**Available data:**
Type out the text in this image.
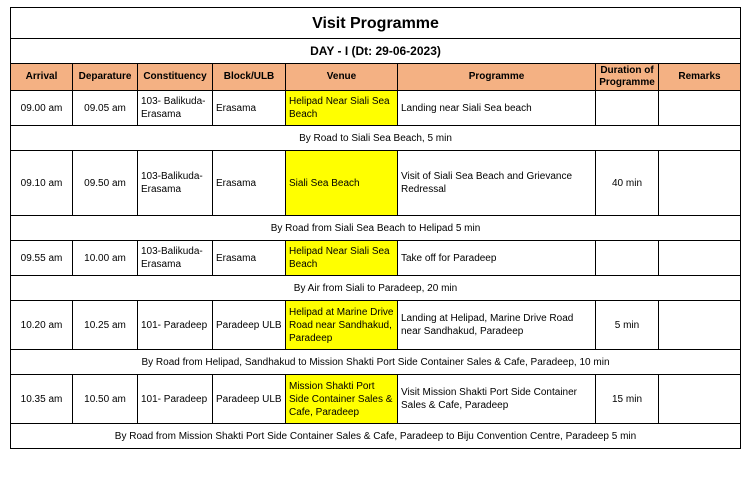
Visit Programme							
DAY - I (Dt: 29-06-2023)							
Arrival	Deparature	Constituency	Block/ULB	Venue	Programme	Duration of Programme	Remarks
09.00 am	09.05 am	103- Balikuda-Erasama	Erasama	Helipad Near Siali Sea Beach	Landing near Siali Sea beach		
By Road to Siali Sea Beach, 5 min							
09.10 am	09.50 am	103-Balikuda-Erasama	Erasama	Siali Sea Beach	Visit of Siali Sea Beach and Grievance Redressal	40 min	
By Road from Siali Sea Beach to Helipad 5 min							
09.55 am	10.00 am	103-Balikuda-Erasama	Erasama	Helipad Near Siali Sea Beach	Take off for Paradeep		
By Air from Siali to Paradeep, 20 min							
10.20 am	10.25 am	101- Paradeep	Paradeep ULB	Helipad at Marine Drive Road near Sandhakud, Paradeep	Landing at Helipad, Marine Drive Road near Sandhakud, Paradeep	5 min	
By Road from Helipad, Sandhakud to Mission Shakti Port Side Container Sales & Cafe, Paradeep, 10 min							
10.35 am	10.50 am	101- Paradeep	Paradeep ULB	Mission Shakti Port Side Container Sales & Cafe, Paradeep	Visit Mission Shakti Port Side Container Sales & Cafe, Paradeep	15 min	
By Road from Mission Shakti Port Side Container Sales & Cafe, Paradeep to Biju Convention Centre, Paradeep 5 min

**Exercise requirements:** Leave out the pictures and return every record word for word.

**Exercise answer:**
Type out the text in this image.
Visit Programme							
DAY - I (Dt: 29-06-2023)							
Arrival	Deparature	Constituency	Block/ULB	Venue	Programme	Duration of Programme	Remarks
09.00 am	09.05 am	103- Balikuda-Erasama	Erasama	Helipad Near Siali Sea Beach	Landing near Siali Sea beach		
By Road to Siali Sea Beach, 5 min							
09.10 am	09.50 am	103-Balikuda-Erasama	Erasama	Siali Sea Beach	Visit of Siali Sea Beach and Grievance Redressal	40 min	
By Road from Siali Sea Beach to Helipad 5 min							
09.55 am	10.00 am	103-Balikuda-Erasama	Erasama	Helipad Near Siali Sea Beach	Take off for Paradeep		
By Air from Siali to Paradeep, 20 min							
10.20 am	10.25 am	101- Paradeep	Paradeep ULB	Helipad at Marine Drive Road near Sandhakud, Paradeep	Landing at Helipad, Marine Drive Road near Sandhakud, Paradeep	5 min	
By Road from Helipad, Sandhakud to Mission Shakti Port Side Container Sales & Cafe, Paradeep, 10 min							
10.35 am	10.50 am	101- Paradeep	Paradeep ULB	Mission Shakti Port Side Container Sales & Cafe, Paradeep	Visit Mission Shakti Port Side Container Sales & Cafe, Paradeep	15 min	
By Road from Mission Shakti Port Side Container Sales & Cafe, Paradeep to Biju Convention Centre, Paradeep 5 min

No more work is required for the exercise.